Challenge
Copy out each line of every entry below word for word, leaving out the pictures.

Supplied material
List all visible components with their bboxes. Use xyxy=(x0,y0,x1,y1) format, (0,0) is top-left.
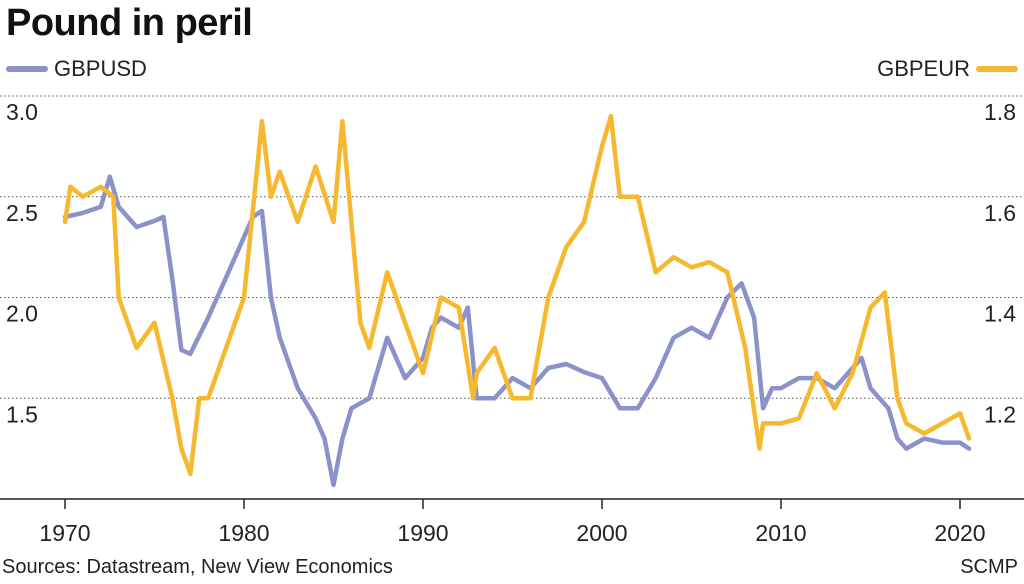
legend-swatch-gbpusd xyxy=(6,66,48,72)
series-line-gbpeur xyxy=(62,113,972,477)
legend-label-gbpeur: GBPEUR xyxy=(877,56,970,81)
x-tick-label: 1980 xyxy=(218,520,269,546)
source-note: Sources: Datastream, New View Economics xyxy=(2,556,393,578)
x-tick-label: 2000 xyxy=(576,520,627,546)
y-left-tick-label: 3.0 xyxy=(6,99,38,125)
y-left-tick-label: 1.5 xyxy=(6,401,38,427)
x-tick-label: 1970 xyxy=(39,520,90,546)
y-right-tick-label: 1.8 xyxy=(984,99,1016,125)
y-right-tick-label: 1.2 xyxy=(984,401,1016,427)
series-line-gbpusd xyxy=(62,174,972,488)
chart-title: Pound in peril xyxy=(6,2,253,44)
credit: SCMP xyxy=(960,556,1018,578)
x-tick-label: 2020 xyxy=(934,520,985,546)
y-left-tick-label: 2.0 xyxy=(6,301,38,327)
legend-swatch-gbpeur xyxy=(976,66,1018,72)
y-left-tick-label: 2.5 xyxy=(6,200,38,226)
x-tick-label: 2010 xyxy=(755,520,806,546)
y-right-tick-label: 1.6 xyxy=(984,200,1016,226)
legend-gbpeur: GBPEUR xyxy=(877,56,1018,82)
legend-label-gbpusd: GBPUSD xyxy=(54,56,147,81)
legend-gbpusd: GBPUSD xyxy=(6,56,147,82)
x-tick-label: 1990 xyxy=(397,520,448,546)
y-right-tick-label: 1.4 xyxy=(984,301,1016,327)
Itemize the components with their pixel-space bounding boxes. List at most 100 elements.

Reply
List all visible components with their bboxes. Use xyxy=(x0,y0,x1,y1) format, (0,0) is top-left.
legend-swatch-gbpusd xyxy=(6,66,48,72)
series-line-gbpeur xyxy=(62,113,972,477)
legend-label-gbpeur: GBPEUR xyxy=(877,56,970,81)
x-tick-label: 1980 xyxy=(218,520,269,546)
source-note: Sources: Datastream, New View Economics xyxy=(2,556,393,578)
x-tick-label: 2000 xyxy=(576,520,627,546)
y-left-tick-label: 3.0 xyxy=(6,99,38,125)
y-left-tick-label: 1.5 xyxy=(6,401,38,427)
x-tick-label: 1970 xyxy=(39,520,90,546)
y-right-tick-label: 1.8 xyxy=(984,99,1016,125)
y-right-tick-label: 1.2 xyxy=(984,401,1016,427)
series-line-gbpusd xyxy=(62,174,972,488)
chart-title: Pound in peril xyxy=(6,2,253,44)
credit: SCMP xyxy=(960,556,1018,578)
x-tick-label: 2020 xyxy=(934,520,985,546)
y-left-tick-label: 2.0 xyxy=(6,301,38,327)
legend-swatch-gbpeur xyxy=(976,66,1018,72)
y-left-tick-label: 2.5 xyxy=(6,200,38,226)
x-tick-label: 2010 xyxy=(755,520,806,546)
y-right-tick-label: 1.6 xyxy=(984,200,1016,226)
legend-gbpeur: GBPEUR xyxy=(877,56,1018,82)
legend-label-gbpusd: GBPUSD xyxy=(54,56,147,81)
legend-gbpusd: GBPUSD xyxy=(6,56,147,82)
x-tick-label: 1990 xyxy=(397,520,448,546)
y-right-tick-label: 1.4 xyxy=(984,301,1016,327)
Itemize the components with their pixel-space bounding boxes. List at most 100 elements.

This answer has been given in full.